## Dataset rows
((

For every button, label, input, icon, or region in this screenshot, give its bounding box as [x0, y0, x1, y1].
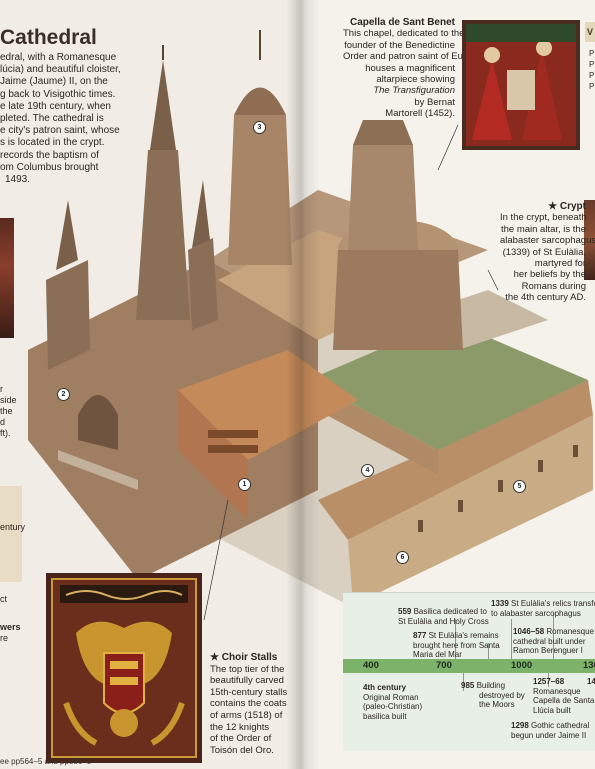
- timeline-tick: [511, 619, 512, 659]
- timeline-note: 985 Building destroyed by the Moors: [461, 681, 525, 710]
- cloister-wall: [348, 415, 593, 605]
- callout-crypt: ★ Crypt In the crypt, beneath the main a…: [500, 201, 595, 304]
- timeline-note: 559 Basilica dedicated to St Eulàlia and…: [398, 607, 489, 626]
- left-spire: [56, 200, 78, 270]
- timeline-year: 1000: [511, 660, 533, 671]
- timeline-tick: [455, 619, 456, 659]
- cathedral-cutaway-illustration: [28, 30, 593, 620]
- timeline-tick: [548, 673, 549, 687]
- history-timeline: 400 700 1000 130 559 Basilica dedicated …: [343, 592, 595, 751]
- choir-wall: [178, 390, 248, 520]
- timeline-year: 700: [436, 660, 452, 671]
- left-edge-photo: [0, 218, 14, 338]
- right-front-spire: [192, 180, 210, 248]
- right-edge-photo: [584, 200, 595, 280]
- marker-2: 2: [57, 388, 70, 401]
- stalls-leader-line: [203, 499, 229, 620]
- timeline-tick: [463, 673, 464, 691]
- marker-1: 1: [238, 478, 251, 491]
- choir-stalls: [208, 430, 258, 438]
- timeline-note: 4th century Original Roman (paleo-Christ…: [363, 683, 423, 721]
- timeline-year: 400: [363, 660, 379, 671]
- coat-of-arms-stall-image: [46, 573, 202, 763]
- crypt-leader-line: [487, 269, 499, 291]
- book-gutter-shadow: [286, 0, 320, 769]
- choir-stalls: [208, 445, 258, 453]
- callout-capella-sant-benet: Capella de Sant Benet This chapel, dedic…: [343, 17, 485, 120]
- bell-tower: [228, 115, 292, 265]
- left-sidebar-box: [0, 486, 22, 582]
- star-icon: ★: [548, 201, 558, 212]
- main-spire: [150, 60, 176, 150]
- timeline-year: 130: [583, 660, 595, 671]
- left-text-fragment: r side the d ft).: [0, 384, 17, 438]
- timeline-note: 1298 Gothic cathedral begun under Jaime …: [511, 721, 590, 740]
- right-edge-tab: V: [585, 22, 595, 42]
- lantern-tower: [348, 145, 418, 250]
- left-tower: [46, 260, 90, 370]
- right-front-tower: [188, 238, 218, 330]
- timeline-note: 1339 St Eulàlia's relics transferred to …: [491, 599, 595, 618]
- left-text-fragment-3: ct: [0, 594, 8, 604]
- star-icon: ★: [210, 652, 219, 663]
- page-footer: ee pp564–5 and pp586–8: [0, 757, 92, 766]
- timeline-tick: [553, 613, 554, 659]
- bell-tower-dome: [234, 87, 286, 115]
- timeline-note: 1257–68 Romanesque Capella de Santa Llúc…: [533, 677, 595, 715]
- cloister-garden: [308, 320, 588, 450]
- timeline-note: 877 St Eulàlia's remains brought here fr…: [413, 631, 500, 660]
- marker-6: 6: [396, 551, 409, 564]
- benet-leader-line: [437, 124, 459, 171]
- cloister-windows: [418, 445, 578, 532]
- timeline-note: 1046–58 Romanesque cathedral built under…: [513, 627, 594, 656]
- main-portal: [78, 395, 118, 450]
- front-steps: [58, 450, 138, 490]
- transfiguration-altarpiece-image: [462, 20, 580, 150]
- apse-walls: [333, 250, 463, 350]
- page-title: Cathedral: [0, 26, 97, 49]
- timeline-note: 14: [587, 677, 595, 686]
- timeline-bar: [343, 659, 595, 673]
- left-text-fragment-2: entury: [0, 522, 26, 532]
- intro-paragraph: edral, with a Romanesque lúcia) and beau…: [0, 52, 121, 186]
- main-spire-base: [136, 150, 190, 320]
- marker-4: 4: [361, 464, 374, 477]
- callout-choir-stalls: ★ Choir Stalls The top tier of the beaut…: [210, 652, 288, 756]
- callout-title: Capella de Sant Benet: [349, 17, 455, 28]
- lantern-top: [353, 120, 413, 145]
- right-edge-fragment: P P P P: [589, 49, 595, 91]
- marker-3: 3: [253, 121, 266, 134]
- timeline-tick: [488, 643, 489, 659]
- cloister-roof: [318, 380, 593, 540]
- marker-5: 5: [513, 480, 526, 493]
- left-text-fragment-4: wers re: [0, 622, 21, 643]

))

## What you have to do
Reproduce all of the records above, swapping "timeline-note" for "timeline-entry" and leaving everything else unchanged. Omit the pictures.

## Solved exercise
For every button, label, input, icon, or region in this screenshot, give its bounding box as [x0, y0, x1, y1].
- timeline-tick: [511, 619, 512, 659]
- timeline-entry: 985 Building destroyed by the Moors: [461, 681, 525, 710]
- cloister-wall: [348, 415, 593, 605]
- callout-crypt: ★ Crypt In the crypt, beneath the main a…: [500, 201, 595, 304]
- timeline-entry: 559 Basilica dedicated to St Eulàlia and…: [398, 607, 489, 626]
- left-spire: [56, 200, 78, 270]
- timeline-year: 1000: [511, 660, 533, 671]
- timeline-tick: [455, 619, 456, 659]
- cathedral-cutaway-illustration: [28, 30, 593, 620]
- timeline-tick: [548, 673, 549, 687]
- history-timeline: 400 700 1000 130 559 Basilica dedicated …: [343, 592, 595, 751]
- choir-wall: [178, 390, 248, 520]
- timeline-year: 700: [436, 660, 452, 671]
- left-edge-photo: [0, 218, 14, 338]
- right-front-spire: [192, 180, 210, 248]
- right-edge-photo: [584, 200, 595, 280]
- marker-2: 2: [57, 388, 70, 401]
- stalls-leader-line: [203, 499, 229, 620]
- timeline-tick: [463, 673, 464, 691]
- marker-1: 1: [238, 478, 251, 491]
- choir-stalls: [208, 430, 258, 438]
- timeline-entry: 4th century Original Roman (paleo-Christ…: [363, 683, 423, 721]
- timeline-year: 400: [363, 660, 379, 671]
- coat-of-arms-stall-image: [46, 573, 202, 763]
- crypt-leader-line: [487, 269, 499, 291]
- book-gutter-shadow: [286, 0, 320, 769]
- choir-stalls: [208, 445, 258, 453]
- callout-capella-sant-benet: Capella de Sant Benet This chapel, dedic…: [343, 17, 485, 120]
- bell-tower: [228, 115, 292, 265]
- left-sidebar-box: [0, 486, 22, 582]
- star-icon: ★: [548, 201, 558, 212]
- main-spire: [150, 60, 176, 150]
- timeline-year: 130: [583, 660, 595, 671]
- left-text-fragment: r side the d ft).: [0, 384, 17, 438]
- timeline-entry: 1298 Gothic cathedral begun under Jaime …: [511, 721, 590, 740]
- right-edge-tab: V: [585, 22, 595, 42]
- lantern-tower: [348, 145, 418, 250]
- left-tower: [46, 260, 90, 370]
- right-front-tower: [188, 238, 218, 330]
- timeline-entry: 1339 St Eulàlia's relics transferred to …: [491, 599, 595, 618]
- left-text-fragment-3: ct: [0, 594, 8, 604]
- star-icon: ★: [210, 652, 219, 663]
- page-footer: ee pp564–5 and pp586–8: [0, 757, 92, 766]
- timeline-tick: [553, 613, 554, 659]
- bell-tower-dome: [234, 87, 286, 115]
- timeline-entry: 1257–68 Romanesque Capella de Santa Llúc…: [533, 677, 595, 715]
- cloister-garden: [308, 320, 588, 450]
- timeline-entry: 877 St Eulàlia's remains brought here fr…: [413, 631, 500, 660]
- marker-6: 6: [396, 551, 409, 564]
- benet-leader-line: [437, 124, 459, 171]
- cloister-windows: [418, 445, 578, 532]
- timeline-entry: 1046–58 Romanesque cathedral built under…: [513, 627, 594, 656]
- main-portal: [78, 395, 118, 450]
- front-steps: [58, 450, 138, 490]
- transfiguration-altarpiece-image: [462, 20, 580, 150]
- apse-walls: [333, 250, 463, 350]
- page-title: Cathedral: [0, 26, 97, 49]
- timeline-entry: 14: [587, 677, 595, 686]
- timeline-bar: [343, 659, 595, 673]
- left-text-fragment-2: entury: [0, 522, 26, 532]
- intro-paragraph: edral, with a Romanesque lúcia) and beau…: [0, 52, 121, 186]
- main-spire-base: [136, 150, 190, 320]
- marker-4: 4: [361, 464, 374, 477]
- callout-choir-stalls: ★ Choir Stalls The top tier of the beaut…: [210, 652, 288, 756]
- callout-title: Capella de Sant Benet: [349, 17, 455, 28]
- lantern-top: [353, 120, 413, 145]
- right-edge-fragment: P P P P: [589, 49, 595, 91]
- marker-3: 3: [253, 121, 266, 134]
- timeline-tick: [488, 643, 489, 659]
- cloister-roof: [318, 380, 593, 540]
- marker-5: 5: [513, 480, 526, 493]
- left-text-fragment-4: wers re: [0, 622, 21, 643]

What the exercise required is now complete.